- Items
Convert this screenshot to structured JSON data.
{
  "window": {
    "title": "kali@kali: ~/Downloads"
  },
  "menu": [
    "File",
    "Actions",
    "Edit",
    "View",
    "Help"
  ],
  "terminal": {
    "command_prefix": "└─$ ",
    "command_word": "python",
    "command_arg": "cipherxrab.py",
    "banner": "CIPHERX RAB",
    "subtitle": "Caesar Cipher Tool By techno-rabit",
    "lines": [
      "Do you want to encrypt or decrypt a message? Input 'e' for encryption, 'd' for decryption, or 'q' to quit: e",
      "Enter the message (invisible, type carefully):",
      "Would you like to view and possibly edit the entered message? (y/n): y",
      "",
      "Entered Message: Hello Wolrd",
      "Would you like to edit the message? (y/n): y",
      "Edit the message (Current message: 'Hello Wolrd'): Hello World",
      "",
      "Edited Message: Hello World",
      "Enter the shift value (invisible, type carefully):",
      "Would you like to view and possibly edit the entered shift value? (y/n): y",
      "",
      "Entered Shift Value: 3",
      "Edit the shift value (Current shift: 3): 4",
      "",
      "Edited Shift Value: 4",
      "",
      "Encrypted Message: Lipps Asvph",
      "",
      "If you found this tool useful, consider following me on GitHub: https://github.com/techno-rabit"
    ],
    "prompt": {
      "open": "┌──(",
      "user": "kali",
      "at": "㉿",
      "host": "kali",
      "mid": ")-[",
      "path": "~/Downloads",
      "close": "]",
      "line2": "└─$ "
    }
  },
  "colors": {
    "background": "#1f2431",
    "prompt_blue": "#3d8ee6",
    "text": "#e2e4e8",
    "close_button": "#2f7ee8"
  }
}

- Task
All of the data needs to be printed once more, exactly.

- Answer to this problem
Convert this screenshot to structured JSON data.
{
  "window": {
    "title": "kali@kali: ~/Downloads"
  },
  "menu": [
    "File",
    "Actions",
    "Edit",
    "View",
    "Help"
  ],
  "terminal": {
    "command_prefix": "└─$ ",
    "command_word": "python",
    "command_arg": "cipherxrab.py",
    "banner": "CIPHERX RAB",
    "subtitle": "Caesar Cipher Tool By techno-rabit",
    "lines": [
      "Do you want to encrypt or decrypt a message? Input 'e' for encryption, 'd' for decryption, or 'q' to quit: e",
      "Enter the message (invisible, type carefully):",
      "Would you like to view and possibly edit the entered message? (y/n): y",
      "",
      "Entered Message: Hello Wolrd",
      "Would you like to edit the message? (y/n): y",
      "Edit the message (Current message: 'Hello Wolrd'): Hello World",
      "",
      "Edited Message: Hello World",
      "Enter the shift value (invisible, type carefully):",
      "Would you like to view and possibly edit the entered shift value? (y/n): y",
      "",
      "Entered Shift Value: 3",
      "Edit the shift value (Current shift: 3): 4",
      "",
      "Edited Shift Value: 4",
      "",
      "Encrypted Message: Lipps Asvph",
      "",
      "If you found this tool useful, consider following me on GitHub: https://github.com/techno-rabit"
    ],
    "prompt": {
      "open": "┌──(",
      "user": "kali",
      "at": "㉿",
      "host": "kali",
      "mid": ")-[",
      "path": "~/Downloads",
      "close": "]",
      "line2": "└─$ "
    }
  },
  "colors": {
    "background": "#1f2431",
    "prompt_blue": "#3d8ee6",
    "text": "#e2e4e8",
    "close_button": "#2f7ee8"
  }
}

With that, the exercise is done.